» **Provided material**
------------------------------------------------------------------------

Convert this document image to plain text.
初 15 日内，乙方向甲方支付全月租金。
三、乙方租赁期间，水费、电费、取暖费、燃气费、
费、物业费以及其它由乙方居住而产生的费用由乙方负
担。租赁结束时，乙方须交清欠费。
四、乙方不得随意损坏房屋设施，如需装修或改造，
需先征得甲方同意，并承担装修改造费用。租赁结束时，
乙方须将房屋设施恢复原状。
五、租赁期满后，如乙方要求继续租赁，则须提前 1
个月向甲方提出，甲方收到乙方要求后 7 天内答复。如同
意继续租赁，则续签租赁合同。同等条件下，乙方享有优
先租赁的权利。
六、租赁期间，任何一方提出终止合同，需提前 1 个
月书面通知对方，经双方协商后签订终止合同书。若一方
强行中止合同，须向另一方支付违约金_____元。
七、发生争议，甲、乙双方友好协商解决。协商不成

------------------------------------------------------------------------

Output the full listing without altering anything.

Convert this document image to plain text.
初 15 日内，乙方向甲方支付全月租金。
三、乙方租赁期间，水费、电费、取暖费、燃气费、
费、物业费以及其它由乙方居住而产生的费用由乙方负
担。租赁结束时，乙方须交清欠费。
四、乙方不得随意损坏房屋设施，如需装修或改造，
需先征得甲方同意，并承担装修改造费用。租赁结束时，
乙方须将房屋设施恢复原状。
五、租赁期满后，如乙方要求继续租赁，则须提前 1
个月向甲方提出，甲方收到乙方要求后 7 天内答复。如同
意继续租赁，则续签租赁合同。同等条件下，乙方享有优
先租赁的权利。
六、租赁期间，任何一方提出终止合同，需提前 1 个
月书面通知对方，经双方协商后签订终止合同书。若一方
强行中止合同，须向另一方支付违约金_____元。
七、发生争议，甲、乙双方友好协商解决。协商不成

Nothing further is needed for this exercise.